**** Provided records ****
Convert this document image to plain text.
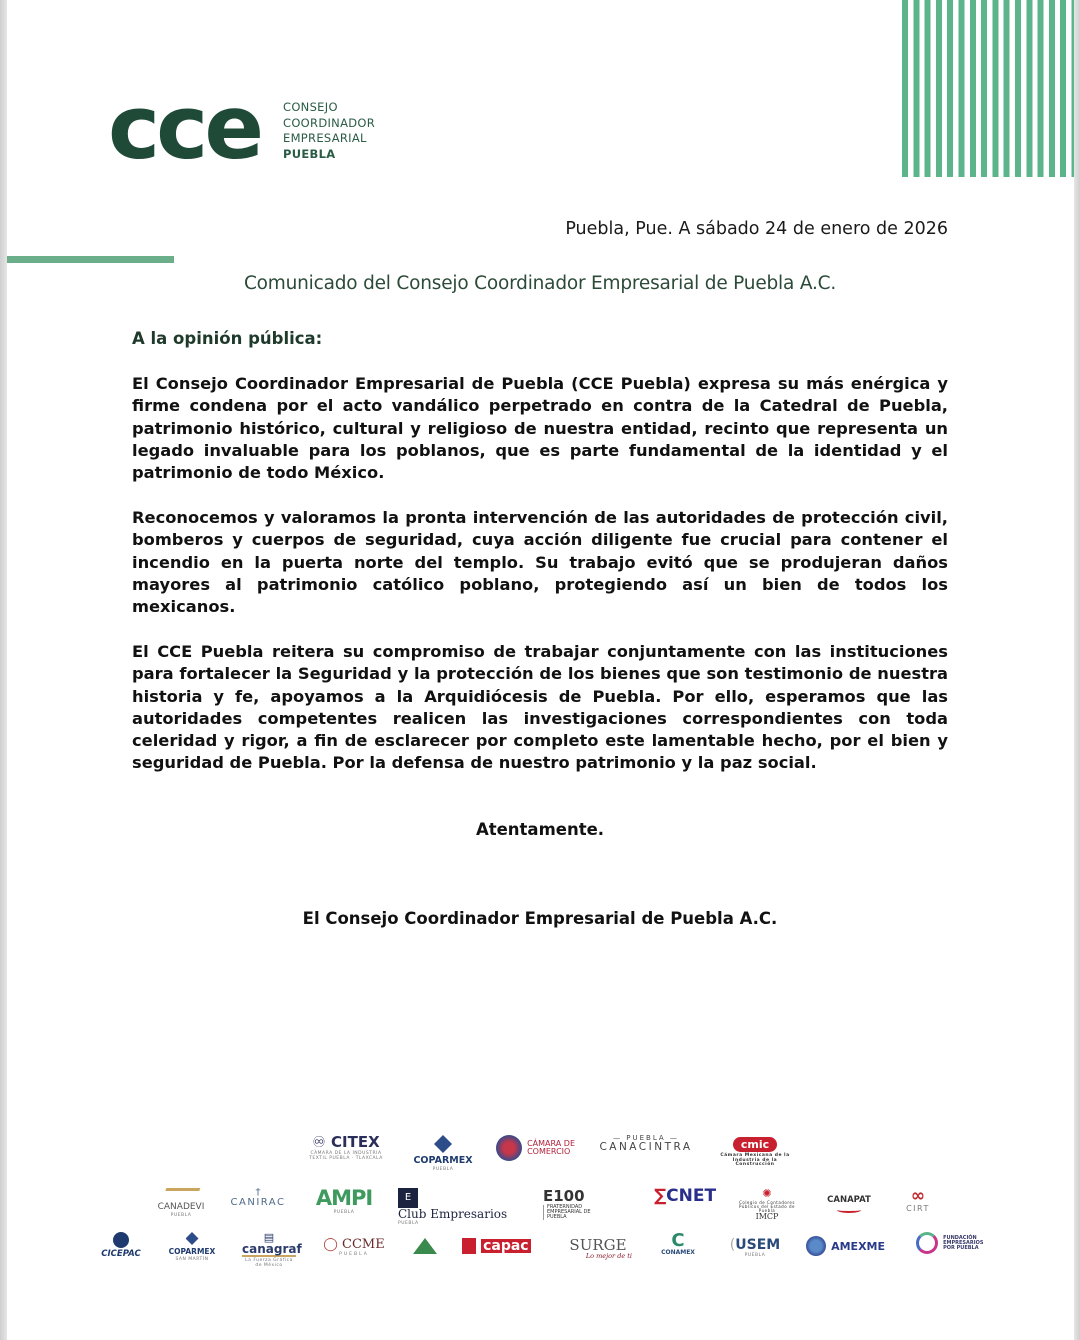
cce CONSEJO
COORDINADOR
EMPRESARIAL
PUEBLA
Puebla, Pue. A sábado 24 de enero de 2026
Comunicado del Consejo Coordinador Empresarial de Puebla A.C.
A la opinión pública:

El Consejo Coordinador Empresarial de Puebla (CCE Puebla) expresa su más enérgica y firme condena por el acto vandálico perpetrado en contra de la Catedral de Puebla, patrimonio histórico, cultural y religioso de nuestra entidad, recinto que representa un legado invaluable para los poblanos, que es parte fundamental de la identidad y el patrimonio de todo México.

Reconocemos y valoramos la pronta intervención de las autoridades de protección civil, bomberos y cuerpos de seguridad, cuya acción diligente fue crucial para contener el incendio en la puerta norte del templo. Su trabajo evitó que se produjeran daños mayores al patrimonio católico poblano, protegiendo así un bien de todos los mexicanos.

El CCE Puebla reitera su compromiso de trabajar conjuntamente con las instituciones para fortalecer la Seguridad y la protección de los bienes que son testimonio de nuestra historia y fe, apoyamos a la Arquidiócesis de Puebla. Por ello, esperamos que las autoridades competentes realicen las investigaciones correspondientes con toda celeridad y rigor, a fin de esclarecer por completo este lamentable hecho, por el bien y seguridad de Puebla. Por la defensa de nuestro patrimonio y la paz social.

Atentamente.
El Consejo Coordinador Empresarial de Puebla A.C.
♾ CITEX
CÁMARA DE LA INDUSTRIA TEXTIL PUEBLA · TLAXCALA	COPARMEX
PUEBLA
CÁMARA DE COMERCIO
— PUEBLA —
CANACINTRA	cmic
Cámara Mexicana de la Industria de la Construcción
CANADEVI
PUEBLA
†
CANIRAC	AMPI
PUEBLA
E
Club Empresarios
PUEBLA
E100 FRATERNIDAD EMPRESARIAL DE PUEBLA
∑CNET	✺
Colegio de Contadores Públicos del Estado de Puebla
IMCP
CANAPAT	∞
CIRT
CICEPAC	COPARMEX
SAN MARTÍN
▤
canagraf
La Fuerza Gráfica de México
◯ CCME
PUEBLA
capac	SURGE
Lo mejor de ti
C
CONAMEX	(USEM
PUEBLA
AMEXME
FUNDACIÓN EMPRESARIOS POR PUEBLA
****
▶ Objective
Return each line of the data that contains the string "México".

▶ The output
El Consejo Coordinador Empresarial de Puebla (CCE Puebla) expresa su más enérgica y firme condena por el acto vandálico perpetrado en contra de la Catedral de Puebla, patrimonio histórico, cultural y religioso de nuestra entidad, recinto que representa un legado invaluable para los poblanos, que es parte fundamental de la identidad y el patrimonio de todo México.
La Fuerza Gráfica de México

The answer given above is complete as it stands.